» **Given passage**:
————————

Intel's (NASDAQ:INTC) former CEO Pat Gelsinger called out the market for overreacting to the news of China's DeepSeek artificial intelligence model.
AI stocks collapsed across the board on Monday as DeepSeek's chatbot rose to the top of the most downloaded app on Apple's (AAPL) App Store.
However, Gelsinger pointed out that if DeepSeek proves that large language models can be created with less computing power, it stands to reason AI will grow even more.
"Wisdom is learning the lessons we thought we already knew," Gelsinger said in a post on X. "DeepSeek reminds us of three important learnings from computing history: 1) Computing obeys the gas law. Making it dramatically cheaper will expand the market for it. The markets are getting it wrong, this will make AI much more broadly deployed. 2) Engineering is about constraints. The Chinese engineers had limited resources, and they had to find creative solutions. 3) Open Wins. DeepSeek will help reset the increasingly closed world of foundational AI model work. Thank you DeepSeek team."
DeepSeek reportedly developed its LLM at a fraction of the cost and compute power of competitors.
"The model was developed by the Chinese AI startup DeepSeek, which claims that R1 matches or even surpasses OpenAI's ChatGPT o1 on multiple key benchmarks but operates at a fraction of the cost," according to a report by the MIT Technology Review.

————————

» **Entries supplied**:
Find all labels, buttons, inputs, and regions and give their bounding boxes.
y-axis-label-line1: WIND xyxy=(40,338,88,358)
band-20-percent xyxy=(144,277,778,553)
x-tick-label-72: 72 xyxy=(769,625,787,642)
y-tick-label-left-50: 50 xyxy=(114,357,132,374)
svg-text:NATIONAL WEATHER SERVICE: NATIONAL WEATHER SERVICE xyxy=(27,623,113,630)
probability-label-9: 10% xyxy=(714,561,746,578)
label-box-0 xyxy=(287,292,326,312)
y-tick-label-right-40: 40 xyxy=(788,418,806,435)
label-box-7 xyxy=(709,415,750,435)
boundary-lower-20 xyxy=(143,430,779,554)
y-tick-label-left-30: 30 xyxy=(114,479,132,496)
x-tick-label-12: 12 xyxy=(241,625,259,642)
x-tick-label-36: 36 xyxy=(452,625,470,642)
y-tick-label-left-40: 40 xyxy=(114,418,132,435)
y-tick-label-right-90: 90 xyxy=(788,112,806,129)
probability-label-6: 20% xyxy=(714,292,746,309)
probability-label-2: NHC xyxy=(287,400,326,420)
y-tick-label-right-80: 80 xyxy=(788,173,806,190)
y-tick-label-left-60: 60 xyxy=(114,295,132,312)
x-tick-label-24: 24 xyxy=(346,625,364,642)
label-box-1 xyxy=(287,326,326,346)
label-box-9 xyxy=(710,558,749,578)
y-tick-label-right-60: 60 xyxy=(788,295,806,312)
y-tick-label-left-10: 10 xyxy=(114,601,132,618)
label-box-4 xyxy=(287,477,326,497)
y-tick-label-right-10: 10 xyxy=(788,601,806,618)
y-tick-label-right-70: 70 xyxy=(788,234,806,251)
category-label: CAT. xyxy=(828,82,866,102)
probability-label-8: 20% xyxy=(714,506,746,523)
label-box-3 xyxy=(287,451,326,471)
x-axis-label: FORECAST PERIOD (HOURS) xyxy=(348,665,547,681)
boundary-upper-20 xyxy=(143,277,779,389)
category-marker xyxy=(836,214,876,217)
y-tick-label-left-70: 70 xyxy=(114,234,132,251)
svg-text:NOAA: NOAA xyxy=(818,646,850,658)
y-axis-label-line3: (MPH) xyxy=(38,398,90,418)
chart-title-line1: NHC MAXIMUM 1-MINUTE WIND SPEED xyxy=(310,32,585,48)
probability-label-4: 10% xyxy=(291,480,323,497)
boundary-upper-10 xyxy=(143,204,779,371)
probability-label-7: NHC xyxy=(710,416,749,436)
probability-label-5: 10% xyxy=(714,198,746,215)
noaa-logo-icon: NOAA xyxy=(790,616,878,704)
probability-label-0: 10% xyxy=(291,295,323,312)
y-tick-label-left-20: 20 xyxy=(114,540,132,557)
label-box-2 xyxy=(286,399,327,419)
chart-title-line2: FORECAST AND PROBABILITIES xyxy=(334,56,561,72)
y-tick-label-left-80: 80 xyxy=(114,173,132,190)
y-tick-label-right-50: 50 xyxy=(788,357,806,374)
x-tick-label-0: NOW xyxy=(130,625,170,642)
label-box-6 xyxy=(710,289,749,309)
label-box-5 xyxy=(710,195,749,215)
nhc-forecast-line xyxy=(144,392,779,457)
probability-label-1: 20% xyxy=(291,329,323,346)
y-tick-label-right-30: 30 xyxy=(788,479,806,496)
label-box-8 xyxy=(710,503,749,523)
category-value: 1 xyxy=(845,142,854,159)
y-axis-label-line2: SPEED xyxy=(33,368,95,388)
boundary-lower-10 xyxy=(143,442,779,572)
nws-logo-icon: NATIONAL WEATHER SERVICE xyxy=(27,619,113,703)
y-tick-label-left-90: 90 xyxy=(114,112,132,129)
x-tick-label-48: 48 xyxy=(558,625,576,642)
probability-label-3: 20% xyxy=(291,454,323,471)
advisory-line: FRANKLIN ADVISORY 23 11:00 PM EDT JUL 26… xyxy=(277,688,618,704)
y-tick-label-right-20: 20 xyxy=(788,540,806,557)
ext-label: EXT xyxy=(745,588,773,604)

————————

» **Tasks and exercises**:
1. Translate this sentence from the DeepSeek passage into Spanish: "DeepSeek reportedly developed its LLM at a fraction of the cost and compute power of competitors."
2. Retype the stretch of the DeepSeek passage from "Intel's (NASDAQ:INTC) former" through "(AAPL) App Store." without changes.
The records are separate material, unrelated to the DeepSeek passage.

» **Answers given**:
1. Según se informa, DeepSeek desarrolló su LLM con una fracción del costo y de la potencia de cómputo de sus competidores.

2.
Intel's (NASDAQ:INTC) former CEO Pat Gelsinger called out the market for overreacting to the news of China's DeepSeek artificial intelligence model.
AI stocks collapsed across the board on Monday as DeepSeek's chatbot rose to the top of the most downloaded app on Apple's (AAPL) App Store.